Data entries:
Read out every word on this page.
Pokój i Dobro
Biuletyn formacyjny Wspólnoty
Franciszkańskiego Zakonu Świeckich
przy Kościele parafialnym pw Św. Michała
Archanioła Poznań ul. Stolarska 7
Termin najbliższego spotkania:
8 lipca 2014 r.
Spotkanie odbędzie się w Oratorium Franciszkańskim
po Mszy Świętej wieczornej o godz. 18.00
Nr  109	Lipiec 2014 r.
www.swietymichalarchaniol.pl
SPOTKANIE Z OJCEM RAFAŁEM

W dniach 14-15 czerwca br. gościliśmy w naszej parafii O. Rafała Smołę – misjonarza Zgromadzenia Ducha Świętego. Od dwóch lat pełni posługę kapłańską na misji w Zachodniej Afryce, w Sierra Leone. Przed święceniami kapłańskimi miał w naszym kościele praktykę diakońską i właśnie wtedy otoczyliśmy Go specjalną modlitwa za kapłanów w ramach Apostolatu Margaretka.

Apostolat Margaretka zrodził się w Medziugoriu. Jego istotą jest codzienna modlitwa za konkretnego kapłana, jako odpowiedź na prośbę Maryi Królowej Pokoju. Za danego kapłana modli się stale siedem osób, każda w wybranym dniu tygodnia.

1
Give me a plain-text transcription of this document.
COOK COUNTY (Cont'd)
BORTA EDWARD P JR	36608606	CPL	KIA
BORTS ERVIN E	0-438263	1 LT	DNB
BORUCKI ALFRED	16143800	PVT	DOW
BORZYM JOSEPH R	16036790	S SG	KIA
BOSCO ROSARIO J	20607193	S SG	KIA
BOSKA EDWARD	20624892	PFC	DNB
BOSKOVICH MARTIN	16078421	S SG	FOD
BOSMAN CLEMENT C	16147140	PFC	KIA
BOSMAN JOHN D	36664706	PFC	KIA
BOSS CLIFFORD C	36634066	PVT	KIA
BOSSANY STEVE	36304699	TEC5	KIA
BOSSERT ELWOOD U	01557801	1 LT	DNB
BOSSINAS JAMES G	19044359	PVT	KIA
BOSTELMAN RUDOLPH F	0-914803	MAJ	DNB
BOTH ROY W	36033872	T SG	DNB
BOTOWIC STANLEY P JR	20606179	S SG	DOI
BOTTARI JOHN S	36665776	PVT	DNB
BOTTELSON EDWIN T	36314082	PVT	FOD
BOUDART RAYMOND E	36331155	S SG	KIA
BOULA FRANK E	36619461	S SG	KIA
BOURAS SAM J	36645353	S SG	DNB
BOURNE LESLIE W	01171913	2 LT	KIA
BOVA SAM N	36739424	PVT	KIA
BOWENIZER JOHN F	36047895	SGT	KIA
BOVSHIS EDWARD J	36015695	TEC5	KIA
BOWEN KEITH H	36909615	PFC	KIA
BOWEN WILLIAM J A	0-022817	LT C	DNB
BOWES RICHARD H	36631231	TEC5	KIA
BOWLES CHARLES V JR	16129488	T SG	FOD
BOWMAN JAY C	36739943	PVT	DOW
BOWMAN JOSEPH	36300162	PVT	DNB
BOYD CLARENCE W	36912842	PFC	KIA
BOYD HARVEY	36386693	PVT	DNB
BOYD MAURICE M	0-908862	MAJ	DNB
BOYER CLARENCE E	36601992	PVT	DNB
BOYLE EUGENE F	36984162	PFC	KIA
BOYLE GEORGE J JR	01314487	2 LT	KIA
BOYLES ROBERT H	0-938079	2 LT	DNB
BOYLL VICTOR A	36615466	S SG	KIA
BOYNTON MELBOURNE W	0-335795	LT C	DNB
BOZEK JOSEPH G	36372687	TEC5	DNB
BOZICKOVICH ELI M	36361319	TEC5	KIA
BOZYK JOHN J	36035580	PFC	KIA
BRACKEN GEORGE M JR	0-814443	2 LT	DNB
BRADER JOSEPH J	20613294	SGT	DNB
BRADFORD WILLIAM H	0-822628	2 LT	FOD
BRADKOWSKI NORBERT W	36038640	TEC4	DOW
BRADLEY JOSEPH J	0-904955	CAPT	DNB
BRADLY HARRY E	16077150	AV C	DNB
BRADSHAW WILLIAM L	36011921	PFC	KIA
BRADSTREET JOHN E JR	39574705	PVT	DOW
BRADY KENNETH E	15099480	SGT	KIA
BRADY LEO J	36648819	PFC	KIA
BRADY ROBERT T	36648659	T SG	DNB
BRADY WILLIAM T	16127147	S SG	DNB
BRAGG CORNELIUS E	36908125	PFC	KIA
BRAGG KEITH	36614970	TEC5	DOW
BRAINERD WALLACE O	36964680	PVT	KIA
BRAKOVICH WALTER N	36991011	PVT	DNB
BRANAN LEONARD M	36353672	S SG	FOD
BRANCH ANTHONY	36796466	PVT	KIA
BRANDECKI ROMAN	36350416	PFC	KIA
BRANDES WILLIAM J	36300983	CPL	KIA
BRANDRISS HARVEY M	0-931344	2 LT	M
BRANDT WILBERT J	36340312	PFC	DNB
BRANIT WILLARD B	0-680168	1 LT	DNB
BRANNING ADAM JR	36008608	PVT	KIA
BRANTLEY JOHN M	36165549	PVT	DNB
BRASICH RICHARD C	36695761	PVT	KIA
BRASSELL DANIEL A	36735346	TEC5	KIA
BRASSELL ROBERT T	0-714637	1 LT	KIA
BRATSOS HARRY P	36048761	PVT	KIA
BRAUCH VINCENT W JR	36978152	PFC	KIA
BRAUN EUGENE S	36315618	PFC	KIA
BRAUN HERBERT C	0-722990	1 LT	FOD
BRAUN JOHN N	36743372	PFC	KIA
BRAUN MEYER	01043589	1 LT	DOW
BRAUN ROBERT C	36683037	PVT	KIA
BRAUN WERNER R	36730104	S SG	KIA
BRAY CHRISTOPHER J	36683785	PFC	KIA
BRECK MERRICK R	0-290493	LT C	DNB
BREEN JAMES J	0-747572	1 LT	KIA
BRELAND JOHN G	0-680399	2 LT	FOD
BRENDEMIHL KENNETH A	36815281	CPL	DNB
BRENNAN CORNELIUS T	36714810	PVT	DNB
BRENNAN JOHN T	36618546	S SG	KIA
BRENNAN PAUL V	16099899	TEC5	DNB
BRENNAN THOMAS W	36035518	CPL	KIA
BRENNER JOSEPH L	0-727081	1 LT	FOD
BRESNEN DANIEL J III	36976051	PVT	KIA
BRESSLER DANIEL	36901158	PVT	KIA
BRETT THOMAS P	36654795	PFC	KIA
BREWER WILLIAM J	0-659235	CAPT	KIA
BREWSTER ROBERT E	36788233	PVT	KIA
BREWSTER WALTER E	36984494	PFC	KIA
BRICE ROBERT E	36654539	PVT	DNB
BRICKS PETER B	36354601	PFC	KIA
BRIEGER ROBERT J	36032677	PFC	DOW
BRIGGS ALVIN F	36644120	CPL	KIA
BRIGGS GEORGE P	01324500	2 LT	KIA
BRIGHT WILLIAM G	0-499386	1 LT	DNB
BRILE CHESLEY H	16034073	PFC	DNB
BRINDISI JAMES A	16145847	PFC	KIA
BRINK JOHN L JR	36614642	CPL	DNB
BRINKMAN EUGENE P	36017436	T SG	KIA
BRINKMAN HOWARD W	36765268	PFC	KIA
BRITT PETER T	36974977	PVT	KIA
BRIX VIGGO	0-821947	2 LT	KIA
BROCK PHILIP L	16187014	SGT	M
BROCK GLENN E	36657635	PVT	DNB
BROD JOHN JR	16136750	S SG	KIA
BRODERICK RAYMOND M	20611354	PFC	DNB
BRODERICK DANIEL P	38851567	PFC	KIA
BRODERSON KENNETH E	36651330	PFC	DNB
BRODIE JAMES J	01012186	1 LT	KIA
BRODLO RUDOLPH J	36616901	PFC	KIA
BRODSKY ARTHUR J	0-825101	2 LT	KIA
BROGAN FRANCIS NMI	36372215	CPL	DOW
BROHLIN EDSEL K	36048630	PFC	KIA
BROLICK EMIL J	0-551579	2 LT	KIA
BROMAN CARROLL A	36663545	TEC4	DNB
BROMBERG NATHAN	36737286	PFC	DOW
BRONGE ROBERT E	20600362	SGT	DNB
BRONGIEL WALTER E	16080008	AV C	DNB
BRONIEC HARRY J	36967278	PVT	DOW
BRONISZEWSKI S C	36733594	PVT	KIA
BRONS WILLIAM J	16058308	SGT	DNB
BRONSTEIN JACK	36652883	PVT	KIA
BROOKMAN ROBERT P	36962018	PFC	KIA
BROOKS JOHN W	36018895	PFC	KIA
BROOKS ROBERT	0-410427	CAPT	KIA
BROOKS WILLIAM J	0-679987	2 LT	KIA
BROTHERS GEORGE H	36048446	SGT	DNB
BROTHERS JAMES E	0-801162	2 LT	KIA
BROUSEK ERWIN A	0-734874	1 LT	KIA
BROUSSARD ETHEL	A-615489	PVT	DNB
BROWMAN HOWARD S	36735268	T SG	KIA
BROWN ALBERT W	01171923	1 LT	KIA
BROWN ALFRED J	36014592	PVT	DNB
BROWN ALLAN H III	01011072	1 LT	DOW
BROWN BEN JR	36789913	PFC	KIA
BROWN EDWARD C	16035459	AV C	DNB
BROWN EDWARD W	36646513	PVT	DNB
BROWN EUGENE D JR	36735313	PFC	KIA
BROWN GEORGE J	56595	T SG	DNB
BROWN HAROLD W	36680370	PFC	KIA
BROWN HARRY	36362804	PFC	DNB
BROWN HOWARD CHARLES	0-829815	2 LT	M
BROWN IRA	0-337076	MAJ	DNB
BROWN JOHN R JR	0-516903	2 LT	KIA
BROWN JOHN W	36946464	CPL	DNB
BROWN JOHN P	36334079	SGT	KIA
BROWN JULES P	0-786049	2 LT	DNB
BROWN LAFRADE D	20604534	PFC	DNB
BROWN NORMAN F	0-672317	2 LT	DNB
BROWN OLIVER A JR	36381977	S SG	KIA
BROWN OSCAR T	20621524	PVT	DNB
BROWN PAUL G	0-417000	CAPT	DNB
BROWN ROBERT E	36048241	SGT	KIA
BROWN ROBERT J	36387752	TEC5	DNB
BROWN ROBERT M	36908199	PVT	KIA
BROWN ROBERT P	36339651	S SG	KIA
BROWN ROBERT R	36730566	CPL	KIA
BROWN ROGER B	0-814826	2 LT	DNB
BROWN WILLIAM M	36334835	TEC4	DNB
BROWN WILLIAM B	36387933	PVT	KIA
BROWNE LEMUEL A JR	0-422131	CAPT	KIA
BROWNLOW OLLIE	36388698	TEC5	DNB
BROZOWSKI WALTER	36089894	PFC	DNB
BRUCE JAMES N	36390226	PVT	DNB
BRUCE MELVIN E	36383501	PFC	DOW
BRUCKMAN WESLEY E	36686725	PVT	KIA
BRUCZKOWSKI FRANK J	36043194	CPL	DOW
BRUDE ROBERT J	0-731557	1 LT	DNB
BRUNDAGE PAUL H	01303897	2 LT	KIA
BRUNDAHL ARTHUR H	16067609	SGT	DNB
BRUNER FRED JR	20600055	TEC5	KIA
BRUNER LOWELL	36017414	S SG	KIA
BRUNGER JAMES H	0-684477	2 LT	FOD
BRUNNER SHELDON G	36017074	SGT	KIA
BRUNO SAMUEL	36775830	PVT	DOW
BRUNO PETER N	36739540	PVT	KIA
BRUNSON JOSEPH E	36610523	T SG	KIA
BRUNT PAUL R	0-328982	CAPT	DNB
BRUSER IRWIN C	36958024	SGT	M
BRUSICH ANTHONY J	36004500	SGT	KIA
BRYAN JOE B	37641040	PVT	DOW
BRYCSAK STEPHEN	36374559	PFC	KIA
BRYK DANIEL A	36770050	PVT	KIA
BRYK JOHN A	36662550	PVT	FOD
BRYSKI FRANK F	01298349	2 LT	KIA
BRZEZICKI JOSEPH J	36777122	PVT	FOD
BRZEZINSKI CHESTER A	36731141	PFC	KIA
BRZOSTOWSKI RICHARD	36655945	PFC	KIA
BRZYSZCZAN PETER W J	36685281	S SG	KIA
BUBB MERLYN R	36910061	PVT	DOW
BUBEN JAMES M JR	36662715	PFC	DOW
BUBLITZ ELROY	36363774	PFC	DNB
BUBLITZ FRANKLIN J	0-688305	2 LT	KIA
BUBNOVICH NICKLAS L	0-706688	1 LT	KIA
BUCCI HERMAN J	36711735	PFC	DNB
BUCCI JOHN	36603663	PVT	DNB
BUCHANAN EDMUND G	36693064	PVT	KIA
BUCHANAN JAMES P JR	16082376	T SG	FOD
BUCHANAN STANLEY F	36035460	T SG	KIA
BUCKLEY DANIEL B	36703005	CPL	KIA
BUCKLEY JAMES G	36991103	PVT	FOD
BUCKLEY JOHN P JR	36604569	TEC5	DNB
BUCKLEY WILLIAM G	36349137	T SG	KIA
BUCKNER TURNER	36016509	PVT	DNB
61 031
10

## [Given request]
Only lines with the word "EUGENE" are wanted, so copy each one from the records.

## [Worked solution]
BOYLE EUGENE F	36984162	PFC	KIA
BRAUN EUGENE S	36315618	PFC	KIA
BRINKMAN EUGENE P	36017436	T SG	KIA
BROWN EUGENE D JR	36735313	PFC	KIA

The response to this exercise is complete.